*SHORT PROBLEM*:
For the copy, please give all of the data again exactly and leave the pictures out.

[Stored dataset items]
== == ==

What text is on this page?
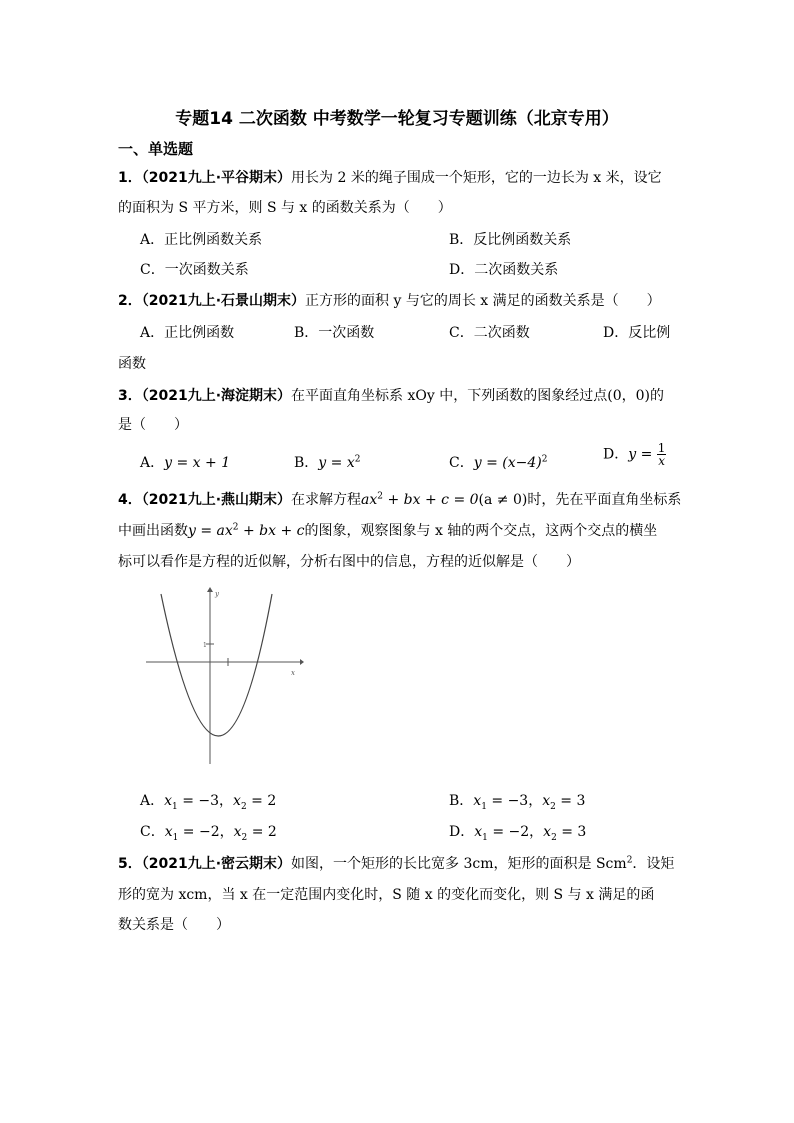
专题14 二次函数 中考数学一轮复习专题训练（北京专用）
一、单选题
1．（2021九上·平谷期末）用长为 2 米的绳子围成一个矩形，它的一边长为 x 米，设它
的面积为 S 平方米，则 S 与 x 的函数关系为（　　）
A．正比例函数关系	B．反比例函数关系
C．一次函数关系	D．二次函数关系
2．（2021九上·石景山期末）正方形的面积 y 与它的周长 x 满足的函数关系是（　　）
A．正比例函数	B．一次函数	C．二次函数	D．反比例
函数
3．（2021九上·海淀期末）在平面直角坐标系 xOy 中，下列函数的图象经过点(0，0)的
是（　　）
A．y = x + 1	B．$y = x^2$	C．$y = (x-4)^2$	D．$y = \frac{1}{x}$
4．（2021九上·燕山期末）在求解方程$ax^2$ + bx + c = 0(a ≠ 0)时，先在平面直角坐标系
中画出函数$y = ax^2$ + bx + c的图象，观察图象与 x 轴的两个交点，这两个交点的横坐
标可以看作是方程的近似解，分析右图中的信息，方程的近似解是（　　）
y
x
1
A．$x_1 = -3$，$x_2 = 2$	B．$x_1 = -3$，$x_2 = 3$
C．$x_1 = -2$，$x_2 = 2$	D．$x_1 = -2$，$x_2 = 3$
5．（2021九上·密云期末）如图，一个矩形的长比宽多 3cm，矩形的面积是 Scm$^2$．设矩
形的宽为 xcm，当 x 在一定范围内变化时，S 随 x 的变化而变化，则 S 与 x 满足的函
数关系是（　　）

== == ==

*WORKED SOLUTION*:
What text is on this page?
专题14 二次函数 中考数学一轮复习专题训练（北京专用）
一、单选题
1．（2021九上·平谷期末）用长为 2 米的绳子围成一个矩形，它的一边长为 x 米，设它
的面积为 S 平方米，则 S 与 x 的函数关系为（　　）
A．正比例函数关系	B．反比例函数关系
C．一次函数关系	D．二次函数关系
2．（2021九上·石景山期末）正方形的面积 y 与它的周长 x 满足的函数关系是（　　）
A．正比例函数	B．一次函数	C．二次函数	D．反比例
函数
3．（2021九上·海淀期末）在平面直角坐标系 xOy 中，下列函数的图象经过点(0，0)的
是（　　）
A．y = x + 1	B．$y = x^2$	C．$y = (x-4)^2$	D．$y = \frac{1}{x}$
4．（2021九上·燕山期末）在求解方程$ax^2$ + bx + c = 0(a ≠ 0)时，先在平面直角坐标系
中画出函数$y = ax^2$ + bx + c的图象，观察图象与 x 轴的两个交点，这两个交点的横坐
标可以看作是方程的近似解，分析右图中的信息，方程的近似解是（　　）
y
x
1
A．$x_1 = -3$，$x_2 = 2$	B．$x_1 = -3$，$x_2 = 3$
C．$x_1 = -2$，$x_2 = 2$	D．$x_1 = -2$，$x_2 = 3$
5．（2021九上·密云期末）如图，一个矩形的长比宽多 3cm，矩形的面积是 Scm$^2$．设矩
形的宽为 xcm，当 x 在一定范围内变化时，S 随 x 的变化而变化，则 S 与 x 满足的函
数关系是（　　）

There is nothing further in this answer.